- **Consigne 1**:
Dans la liste, recopiez à l'identique les lignes allant de celle qui contient "Ic: Tree-ring data" jusqu'à celle qui contient "chemical records.", ces deux lignes comprises.

- **Texte à lire**:
• 8 aout 1925 13 enfants perdent la vie sur la plage de Saint-Étienne-au-Mont (62)

    • Relevé sur les Affiches d'Angers du dimanche 9 aout 1925

     

    • Relevé sur les Affiches d'Angers du lundi 10 aout 1925

     

    • Relevé sur les Affiches d'Angers du mardi 11 aout 1925

                                                                           

    • Relevé sur les Affiches d'Angers du mercredi 12 aout 1925

     

     

     

    • Relevé sur les Affiches d'Angers du jeudi 13 aout 1925

    Le flot charmeur a volé la vie de 13 enfants sur la plage de Saint-Étienne-au-Mont

     

     

    C'est le samedi 9août 1925, sur la plage d'Ecault, que treize enfants ont péri après avoir été emportés par une lame de fond.
    C'est le samedi 9août 1925, sur la plage d'Ecault,
    que treize enfants ont péri après avoir été emportés par une lame de fond.

     

    Qu'ils étaient heureux ces enfants en débarquant à Condette pour un séjour sur la Côte d'Opale. Une colonie de vacances, comme on disait à l'époque, organisée par les tissages Leclerc-Dupire de Wattrelos à l'intention des enfants des ouvriers de leur usine.

    Ces garçonnets, fils d'humbles ménages de cette grande cité industrielle aux abords de Roubaix, débordaient de joie à l'idée de voir bientôt la mer.

    Un temps lourd mais une mer calme
    Ah ! la mer. Que de fois ils en avaient rêvé, un rêve quelque peu inaccessible. Ils se la représentaient de mille manières et leur impatience grandissait maintenant qu'ils étaient si près d'elle.
    Il leur fallut pourtant attendre le samedi 9 août de cette année 1925 pour entendre le responsable du groupe, le Père Delaporte, leur annoncer le départ pour la promenade en direction des dunes et de la plage à Ecault, entre Equihen et Hardelot.
    Le temps était lourd et chaud, ce jour-là, mais la mer était calme. Près de la moitié des enfants demandèrent l'autorisation de prendre un bain. Le prêtre hésita bien un peu mais il n'avait vraiment aucune raison de ne pas accéder à leur requête.
    Pour s'ébattre dans l'eau, les garçonnets, tous âgés d'une dizaine d'années, portèrent leur choix sur un endroit où la plage était un peu surélevée, une sorte de promontoire bordé par ces dépressions, appelées "bâches" dans le Boulonnais, qui sont particulièrement dangereuses surtout à marée montante.
    Or, la mer montait. Elle montait même très vite. Prenant conscience du danger, le prêtre et les surveillants sifflèrent la fin de la baignade et enjoignirent aux enfants de regagner le rivage au plus tôt.

    Une vision d'enfer
    Si les bambins avaient pu garder leur sang-froid, ils eussent évacué le promontoire sur le côté parallèle à la côte mais, malgré les avis répétés et impuissants de leurs accompagnateurs qui étaient au bain avec eux, ils se précipitèrent droit devant eux. Ils devaient fatalement tomber dans la bâche. Et ils y tombèrent.

- **Données extraites**:

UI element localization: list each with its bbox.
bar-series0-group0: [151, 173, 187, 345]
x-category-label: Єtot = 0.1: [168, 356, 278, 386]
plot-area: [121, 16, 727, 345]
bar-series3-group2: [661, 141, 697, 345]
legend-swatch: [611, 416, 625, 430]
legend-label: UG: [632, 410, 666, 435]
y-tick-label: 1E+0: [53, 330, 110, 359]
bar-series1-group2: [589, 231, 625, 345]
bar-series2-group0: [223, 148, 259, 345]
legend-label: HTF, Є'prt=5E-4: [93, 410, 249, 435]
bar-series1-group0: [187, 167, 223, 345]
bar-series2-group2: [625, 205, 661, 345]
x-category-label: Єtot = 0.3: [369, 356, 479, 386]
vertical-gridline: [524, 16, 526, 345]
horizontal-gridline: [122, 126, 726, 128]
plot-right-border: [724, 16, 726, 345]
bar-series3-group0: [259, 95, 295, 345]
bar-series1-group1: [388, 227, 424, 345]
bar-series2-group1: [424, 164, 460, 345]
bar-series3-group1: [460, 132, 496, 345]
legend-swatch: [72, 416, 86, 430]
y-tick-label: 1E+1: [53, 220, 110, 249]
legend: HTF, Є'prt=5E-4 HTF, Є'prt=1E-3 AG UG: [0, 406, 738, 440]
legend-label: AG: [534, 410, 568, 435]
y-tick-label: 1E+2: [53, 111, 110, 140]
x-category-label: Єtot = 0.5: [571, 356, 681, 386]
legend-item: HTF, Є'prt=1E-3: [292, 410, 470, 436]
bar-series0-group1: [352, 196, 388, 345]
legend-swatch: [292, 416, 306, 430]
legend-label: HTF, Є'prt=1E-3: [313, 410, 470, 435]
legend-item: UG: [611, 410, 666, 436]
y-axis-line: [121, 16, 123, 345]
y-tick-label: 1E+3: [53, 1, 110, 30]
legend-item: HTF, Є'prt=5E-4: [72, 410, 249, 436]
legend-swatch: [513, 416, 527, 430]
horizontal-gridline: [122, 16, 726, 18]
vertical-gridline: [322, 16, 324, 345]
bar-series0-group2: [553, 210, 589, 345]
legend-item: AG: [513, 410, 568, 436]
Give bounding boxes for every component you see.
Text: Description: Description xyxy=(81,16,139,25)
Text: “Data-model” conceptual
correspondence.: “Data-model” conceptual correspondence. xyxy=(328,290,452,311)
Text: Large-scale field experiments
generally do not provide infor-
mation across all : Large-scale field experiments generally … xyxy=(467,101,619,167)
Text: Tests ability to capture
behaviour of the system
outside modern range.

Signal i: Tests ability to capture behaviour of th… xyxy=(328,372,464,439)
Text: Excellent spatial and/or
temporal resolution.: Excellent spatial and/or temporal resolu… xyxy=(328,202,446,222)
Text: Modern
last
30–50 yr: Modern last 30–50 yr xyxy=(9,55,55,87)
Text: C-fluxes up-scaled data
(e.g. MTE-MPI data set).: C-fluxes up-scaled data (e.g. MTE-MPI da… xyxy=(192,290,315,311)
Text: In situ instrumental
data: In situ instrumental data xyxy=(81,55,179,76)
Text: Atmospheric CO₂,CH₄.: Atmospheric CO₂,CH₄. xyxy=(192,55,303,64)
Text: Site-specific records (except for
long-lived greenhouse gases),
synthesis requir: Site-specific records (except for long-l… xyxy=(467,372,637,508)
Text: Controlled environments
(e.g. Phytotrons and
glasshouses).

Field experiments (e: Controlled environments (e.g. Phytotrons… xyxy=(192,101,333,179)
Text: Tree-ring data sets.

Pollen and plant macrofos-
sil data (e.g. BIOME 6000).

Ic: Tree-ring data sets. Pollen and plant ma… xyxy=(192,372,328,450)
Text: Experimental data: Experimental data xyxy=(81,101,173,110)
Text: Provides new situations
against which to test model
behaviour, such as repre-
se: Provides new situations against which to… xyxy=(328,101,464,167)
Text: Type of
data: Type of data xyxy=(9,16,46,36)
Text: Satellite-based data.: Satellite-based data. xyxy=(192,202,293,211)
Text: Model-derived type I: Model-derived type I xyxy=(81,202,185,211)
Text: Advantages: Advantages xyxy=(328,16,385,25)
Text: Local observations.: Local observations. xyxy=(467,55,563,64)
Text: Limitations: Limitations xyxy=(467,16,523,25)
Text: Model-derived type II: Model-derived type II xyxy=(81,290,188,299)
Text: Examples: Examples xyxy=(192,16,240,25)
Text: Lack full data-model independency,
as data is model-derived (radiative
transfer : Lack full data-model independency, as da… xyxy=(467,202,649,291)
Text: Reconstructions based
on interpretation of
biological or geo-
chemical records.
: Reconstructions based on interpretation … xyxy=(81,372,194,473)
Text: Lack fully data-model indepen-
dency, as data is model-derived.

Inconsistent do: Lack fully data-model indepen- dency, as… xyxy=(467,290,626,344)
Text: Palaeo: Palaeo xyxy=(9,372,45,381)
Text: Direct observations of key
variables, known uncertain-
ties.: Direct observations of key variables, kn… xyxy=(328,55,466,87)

- **Consigne 2**:
Répondez aux questions suivantes à partir du texte sur le drame de la plage d'Ecault.
(a) Par qui la colonie de vacances était-elle organisée ?
(b) Qui était le responsable du groupe ?
(c) Quel nom donne-t-on dans le Boulonnais aux dépressions qui bordaient le promontoire ?

- **Réponse 1**:
Ic: Tree-ring data sets. Pollen and plant ma… xyxy=(192,372,328,450)
Text: Experimental data: Experimental data xyxy=(81,101,173,110)
Text: Provides new situations
against which to test model
behaviour, such as repre-
se: Provides new situations against which to… xyxy=(328,101,464,167)
Text: Type of
data: Type of data xyxy=(9,16,46,36)
Text: Satellite-based data.: Satellite-based data. xyxy=(192,202,293,211)
Text: Model-derived type I: Model-derived type I xyxy=(81,202,185,211)
Text: Advantages: Advantages xyxy=(328,16,385,25)
Text: Local observations.: Local observations. xyxy=(467,55,563,64)
Text: Limitations: Limitations xyxy=(467,16,523,25)
Text: Model-derived type II: Model-derived type II xyxy=(81,290,188,299)
Text: Examples: Examples xyxy=(192,16,240,25)
Text: Lack full data-model independency,
as data is model-derived (radiative
transfer : Lack full data-model independency, as da… xyxy=(467,202,649,291)
Text: Reconstructions based
on interpretation of
biological or geo-
chemical records.

- **Réponse 2**:
(a) Par les tissages Leclerc-Dupire de Wattrelos.
(b) Le Père Delaporte.
(c) Des « bâches ».